## INPUT MATERIAL
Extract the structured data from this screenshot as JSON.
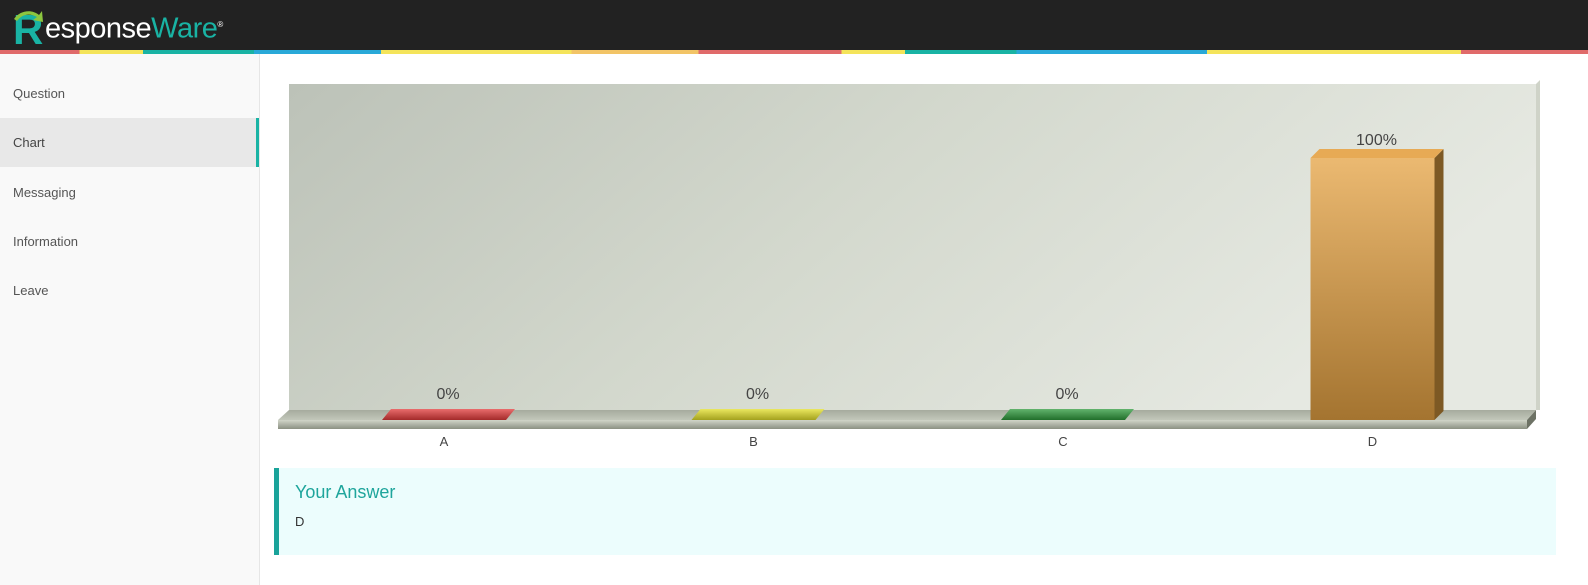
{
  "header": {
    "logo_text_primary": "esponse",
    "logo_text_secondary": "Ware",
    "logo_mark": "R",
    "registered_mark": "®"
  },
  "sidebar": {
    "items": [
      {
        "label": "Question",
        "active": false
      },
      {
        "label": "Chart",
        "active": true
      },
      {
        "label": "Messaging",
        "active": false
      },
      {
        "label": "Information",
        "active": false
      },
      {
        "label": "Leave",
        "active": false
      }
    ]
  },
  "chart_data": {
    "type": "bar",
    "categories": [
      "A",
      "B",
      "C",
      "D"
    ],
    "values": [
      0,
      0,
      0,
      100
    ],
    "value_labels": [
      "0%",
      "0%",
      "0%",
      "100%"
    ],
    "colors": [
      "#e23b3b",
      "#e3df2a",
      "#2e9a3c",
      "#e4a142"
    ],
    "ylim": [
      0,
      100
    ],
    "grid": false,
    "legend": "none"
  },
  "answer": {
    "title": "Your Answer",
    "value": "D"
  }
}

...

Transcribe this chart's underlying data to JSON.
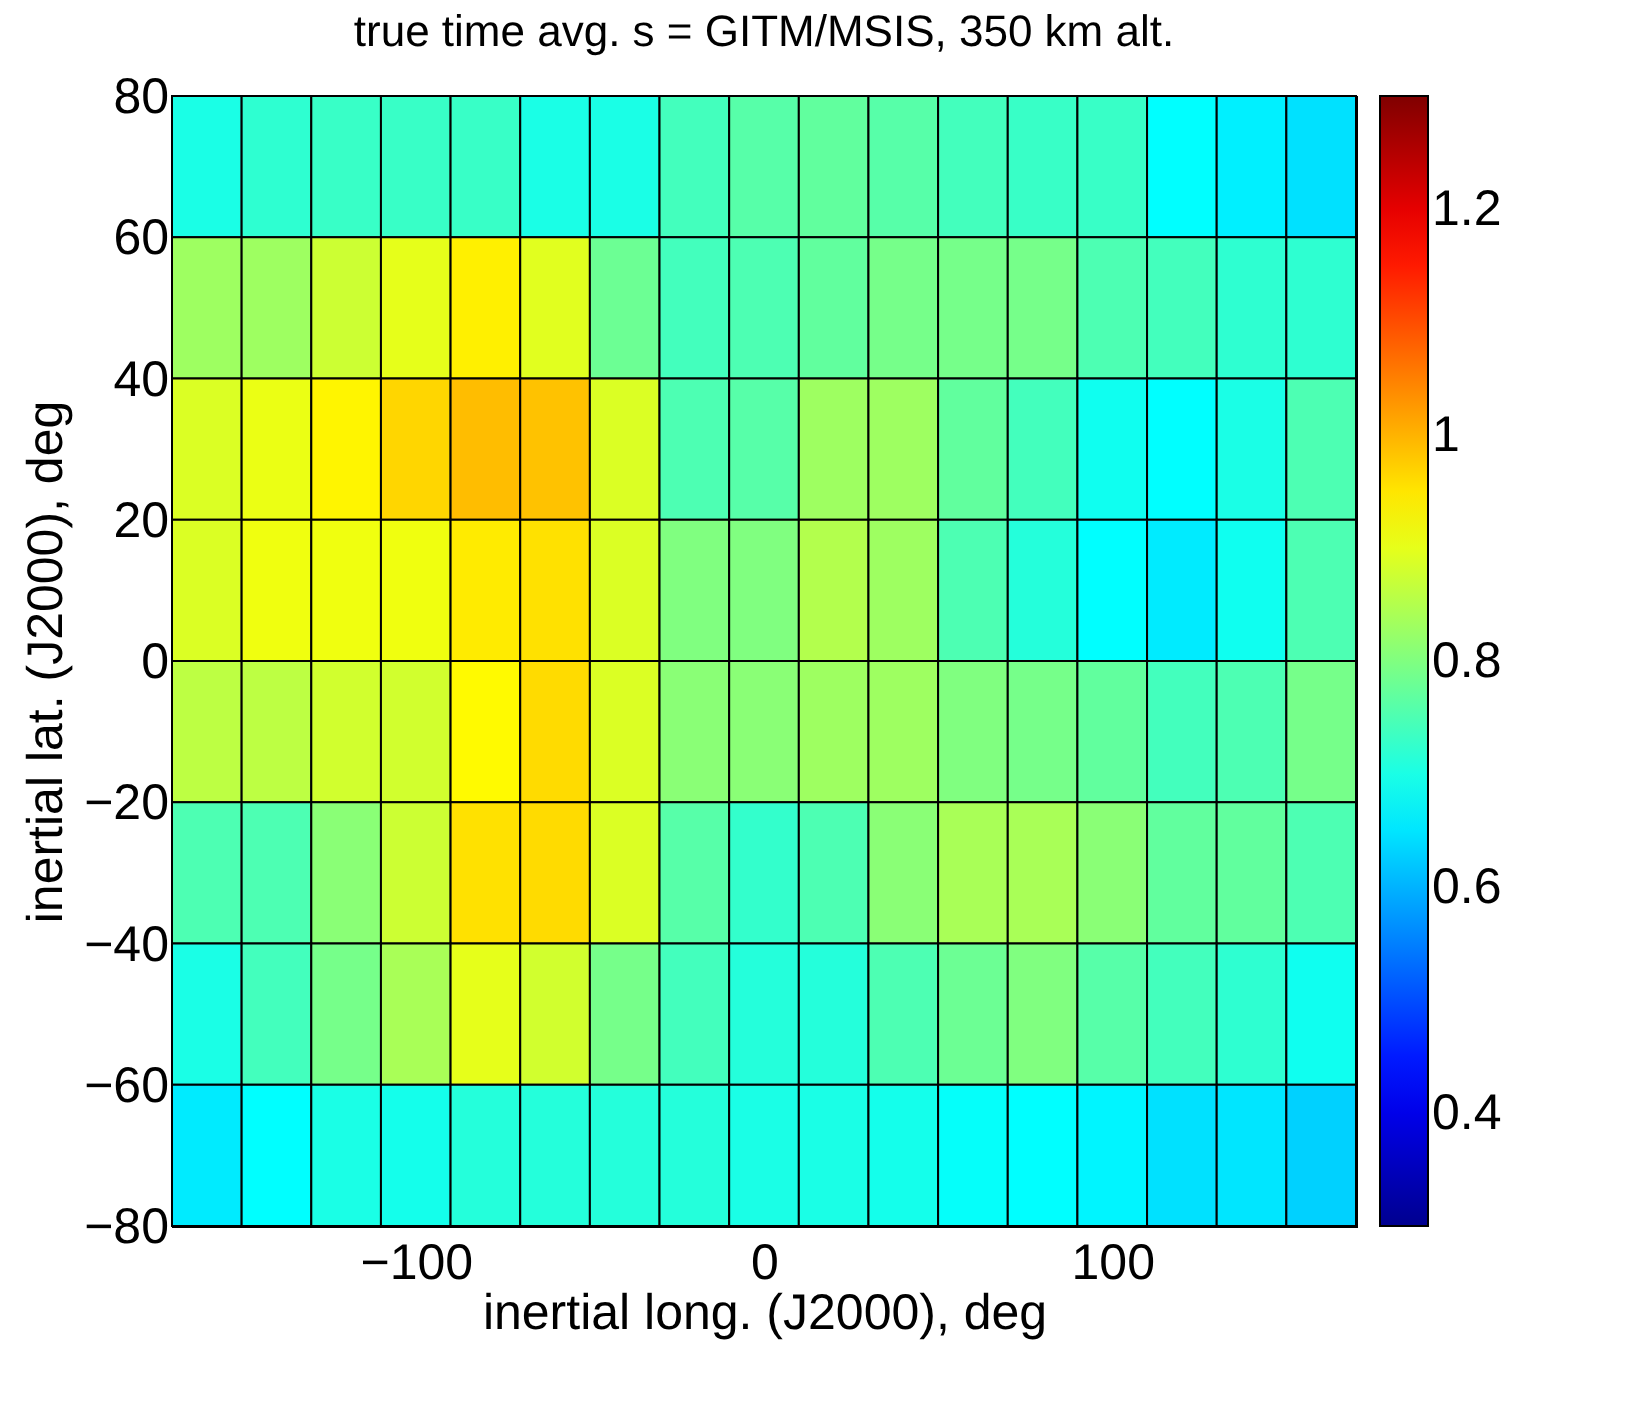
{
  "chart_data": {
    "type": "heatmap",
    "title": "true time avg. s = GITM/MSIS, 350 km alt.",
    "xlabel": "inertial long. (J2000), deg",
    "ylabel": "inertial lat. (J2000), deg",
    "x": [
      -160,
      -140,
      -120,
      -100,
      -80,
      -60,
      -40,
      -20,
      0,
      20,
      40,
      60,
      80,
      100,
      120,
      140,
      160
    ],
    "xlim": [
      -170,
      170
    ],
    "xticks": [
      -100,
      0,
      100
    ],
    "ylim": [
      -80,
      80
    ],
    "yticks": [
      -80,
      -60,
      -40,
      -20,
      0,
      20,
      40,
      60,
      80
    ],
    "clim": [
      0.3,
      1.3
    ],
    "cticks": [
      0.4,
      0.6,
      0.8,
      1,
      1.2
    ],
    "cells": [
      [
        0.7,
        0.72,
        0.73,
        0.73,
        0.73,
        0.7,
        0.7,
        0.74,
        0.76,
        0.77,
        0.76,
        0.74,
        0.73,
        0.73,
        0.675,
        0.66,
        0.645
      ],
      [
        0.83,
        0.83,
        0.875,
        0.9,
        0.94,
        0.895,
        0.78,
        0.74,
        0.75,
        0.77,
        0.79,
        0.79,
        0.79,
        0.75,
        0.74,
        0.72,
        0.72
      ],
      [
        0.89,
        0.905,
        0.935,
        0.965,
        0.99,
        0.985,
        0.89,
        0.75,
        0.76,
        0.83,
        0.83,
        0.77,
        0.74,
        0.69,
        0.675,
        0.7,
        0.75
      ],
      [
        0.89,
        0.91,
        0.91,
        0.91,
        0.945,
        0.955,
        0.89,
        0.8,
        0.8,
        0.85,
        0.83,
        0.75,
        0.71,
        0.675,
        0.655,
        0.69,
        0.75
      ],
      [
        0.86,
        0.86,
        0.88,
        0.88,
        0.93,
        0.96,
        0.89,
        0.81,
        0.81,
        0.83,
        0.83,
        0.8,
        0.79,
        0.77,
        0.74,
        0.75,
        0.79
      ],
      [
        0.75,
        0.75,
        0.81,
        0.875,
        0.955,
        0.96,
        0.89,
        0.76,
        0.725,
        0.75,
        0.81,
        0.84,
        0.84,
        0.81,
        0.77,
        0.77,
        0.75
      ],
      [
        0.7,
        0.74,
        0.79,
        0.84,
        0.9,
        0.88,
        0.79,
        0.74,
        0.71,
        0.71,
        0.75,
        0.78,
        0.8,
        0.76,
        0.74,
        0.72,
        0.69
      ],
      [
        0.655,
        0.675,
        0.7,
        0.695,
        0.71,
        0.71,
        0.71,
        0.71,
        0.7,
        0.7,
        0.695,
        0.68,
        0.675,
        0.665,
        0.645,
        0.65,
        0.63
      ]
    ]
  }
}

## SET EXERCISE
Read through the entries and copy each line in which "title" appears.

## COMPLETED EXERCISE
    "title": "Your Answer",
    "title": "true time avg. s = GITM/MSIS, 350 km alt.",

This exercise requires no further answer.